## GOAL
Copy out every line in which the string "MATERNIDAD" occurs.

## INPUT MATERIAL
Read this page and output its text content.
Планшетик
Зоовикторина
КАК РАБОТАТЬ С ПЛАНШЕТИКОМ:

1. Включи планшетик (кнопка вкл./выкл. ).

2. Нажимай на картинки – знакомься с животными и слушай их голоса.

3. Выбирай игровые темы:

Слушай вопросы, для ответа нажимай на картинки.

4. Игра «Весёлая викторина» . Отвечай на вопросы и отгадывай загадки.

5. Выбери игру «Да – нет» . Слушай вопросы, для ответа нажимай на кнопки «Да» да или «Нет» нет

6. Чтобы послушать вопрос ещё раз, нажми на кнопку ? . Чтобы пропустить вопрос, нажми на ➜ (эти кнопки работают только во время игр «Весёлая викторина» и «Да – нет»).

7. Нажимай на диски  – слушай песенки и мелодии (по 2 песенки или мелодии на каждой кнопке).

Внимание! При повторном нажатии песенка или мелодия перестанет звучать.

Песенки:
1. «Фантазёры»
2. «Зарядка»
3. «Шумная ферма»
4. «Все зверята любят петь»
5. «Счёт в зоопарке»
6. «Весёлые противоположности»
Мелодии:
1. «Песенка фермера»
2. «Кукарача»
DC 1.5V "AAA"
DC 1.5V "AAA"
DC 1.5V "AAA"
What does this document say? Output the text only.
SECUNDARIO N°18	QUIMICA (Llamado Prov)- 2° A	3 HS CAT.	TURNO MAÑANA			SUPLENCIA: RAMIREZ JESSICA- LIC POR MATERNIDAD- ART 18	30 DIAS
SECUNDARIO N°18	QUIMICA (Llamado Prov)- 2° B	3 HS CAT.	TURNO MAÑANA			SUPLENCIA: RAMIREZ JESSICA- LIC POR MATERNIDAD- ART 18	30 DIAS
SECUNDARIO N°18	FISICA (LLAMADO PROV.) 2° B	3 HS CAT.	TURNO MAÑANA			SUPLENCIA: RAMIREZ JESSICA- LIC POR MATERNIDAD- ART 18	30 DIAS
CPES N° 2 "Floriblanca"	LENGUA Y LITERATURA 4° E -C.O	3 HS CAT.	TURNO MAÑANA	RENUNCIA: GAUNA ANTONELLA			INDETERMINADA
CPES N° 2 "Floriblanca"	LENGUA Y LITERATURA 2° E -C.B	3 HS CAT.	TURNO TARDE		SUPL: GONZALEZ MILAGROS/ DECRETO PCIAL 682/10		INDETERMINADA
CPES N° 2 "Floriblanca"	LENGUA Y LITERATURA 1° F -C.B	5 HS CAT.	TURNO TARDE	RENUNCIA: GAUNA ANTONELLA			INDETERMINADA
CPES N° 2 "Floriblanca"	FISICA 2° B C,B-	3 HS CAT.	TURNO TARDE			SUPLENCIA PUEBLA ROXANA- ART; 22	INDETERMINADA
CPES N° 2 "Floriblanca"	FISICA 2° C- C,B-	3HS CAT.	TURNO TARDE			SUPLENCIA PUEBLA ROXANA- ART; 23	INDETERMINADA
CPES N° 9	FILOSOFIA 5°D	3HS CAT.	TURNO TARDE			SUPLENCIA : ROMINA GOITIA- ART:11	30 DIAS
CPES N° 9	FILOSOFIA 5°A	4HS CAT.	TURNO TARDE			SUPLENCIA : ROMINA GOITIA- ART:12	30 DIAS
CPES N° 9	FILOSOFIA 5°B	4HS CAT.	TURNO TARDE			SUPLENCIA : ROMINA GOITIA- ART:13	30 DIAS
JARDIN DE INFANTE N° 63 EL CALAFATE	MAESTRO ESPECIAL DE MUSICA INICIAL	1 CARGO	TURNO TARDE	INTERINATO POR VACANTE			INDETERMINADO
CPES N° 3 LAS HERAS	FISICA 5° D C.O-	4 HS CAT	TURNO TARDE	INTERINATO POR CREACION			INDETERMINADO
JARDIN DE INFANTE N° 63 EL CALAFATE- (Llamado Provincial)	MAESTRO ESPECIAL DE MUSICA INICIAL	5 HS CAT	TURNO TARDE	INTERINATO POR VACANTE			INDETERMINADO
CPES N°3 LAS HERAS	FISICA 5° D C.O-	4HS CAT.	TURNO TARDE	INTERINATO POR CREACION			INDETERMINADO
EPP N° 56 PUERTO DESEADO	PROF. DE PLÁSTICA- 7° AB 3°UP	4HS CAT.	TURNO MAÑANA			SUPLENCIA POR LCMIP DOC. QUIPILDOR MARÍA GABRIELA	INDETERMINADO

## TASK SOLUTION
SECUNDARIO N°18	QUIMICA (Llamado Prov)- 2° A	3 HS CAT.	TURNO MAÑANA			SUPLENCIA: RAMIREZ JESSICA- LIC POR MATERNIDAD- ART 18	30 DIAS
SECUNDARIO N°18	QUIMICA (Llamado Prov)- 2° B	3 HS CAT.	TURNO MAÑANA			SUPLENCIA: RAMIREZ JESSICA- LIC POR MATERNIDAD- ART 18	30 DIAS
SECUNDARIO N°18	FISICA (LLAMADO PROV.) 2° B	3 HS CAT.	TURNO MAÑANA			SUPLENCIA: RAMIREZ JESSICA- LIC POR MATERNIDAD- ART 18	30 DIAS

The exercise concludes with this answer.